▶ **REQUIREMENT**: Reproduce exactly the final portion of the data: every line from the one containing "Transcribe this image's" through the last line, inclusive.

▶ **TASK DATA**:
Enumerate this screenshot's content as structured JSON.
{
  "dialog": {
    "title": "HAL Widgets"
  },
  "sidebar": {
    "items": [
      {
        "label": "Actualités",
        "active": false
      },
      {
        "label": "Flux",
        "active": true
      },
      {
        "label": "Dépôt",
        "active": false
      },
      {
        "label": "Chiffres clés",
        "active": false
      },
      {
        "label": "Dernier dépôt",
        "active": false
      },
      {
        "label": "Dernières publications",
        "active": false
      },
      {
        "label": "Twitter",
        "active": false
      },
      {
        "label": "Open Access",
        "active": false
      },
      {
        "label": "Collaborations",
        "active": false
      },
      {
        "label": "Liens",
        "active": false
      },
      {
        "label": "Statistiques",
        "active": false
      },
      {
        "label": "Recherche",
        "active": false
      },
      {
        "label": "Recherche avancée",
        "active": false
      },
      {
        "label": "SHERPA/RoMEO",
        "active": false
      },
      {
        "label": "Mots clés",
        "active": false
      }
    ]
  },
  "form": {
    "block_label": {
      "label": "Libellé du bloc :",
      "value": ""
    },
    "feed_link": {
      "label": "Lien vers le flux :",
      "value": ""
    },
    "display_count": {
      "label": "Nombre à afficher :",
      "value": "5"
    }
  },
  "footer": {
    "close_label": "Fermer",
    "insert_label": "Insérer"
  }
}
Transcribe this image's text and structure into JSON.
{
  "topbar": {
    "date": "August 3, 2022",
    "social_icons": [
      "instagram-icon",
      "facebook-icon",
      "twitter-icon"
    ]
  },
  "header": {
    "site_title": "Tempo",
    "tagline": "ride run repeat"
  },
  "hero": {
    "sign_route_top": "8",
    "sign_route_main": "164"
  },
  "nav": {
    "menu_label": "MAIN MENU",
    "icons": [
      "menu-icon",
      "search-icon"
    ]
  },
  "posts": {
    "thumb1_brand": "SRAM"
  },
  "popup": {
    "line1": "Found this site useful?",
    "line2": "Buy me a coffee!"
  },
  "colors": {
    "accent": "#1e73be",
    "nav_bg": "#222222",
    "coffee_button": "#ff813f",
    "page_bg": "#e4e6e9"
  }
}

▶ **RESPONSE BELOW**:
Transcribe this image's text and structure into JSON.
{
  "topbar": {
    "date": "August 3, 2022",
    "social_icons": [
      "instagram-icon",
      "facebook-icon",
      "twitter-icon"
    ]
  },
  "header": {
    "site_title": "Tempo",
    "tagline": "ride run repeat"
  },
  "hero": {
    "sign_route_top": "8",
    "sign_route_main": "164"
  },
  "nav": {
    "menu_label": "MAIN MENU",
    "icons": [
      "menu-icon",
      "search-icon"
    ]
  },
  "posts": {
    "thumb1_brand": "SRAM"
  },
  "popup": {
    "line1": "Found this site useful?",
    "line2": "Buy me a coffee!"
  },
  "colors": {
    "accent": "#1e73be",
    "nav_bg": "#222222",
    "coffee_button": "#ff813f",
    "page_bg": "#e4e6e9"
  }
}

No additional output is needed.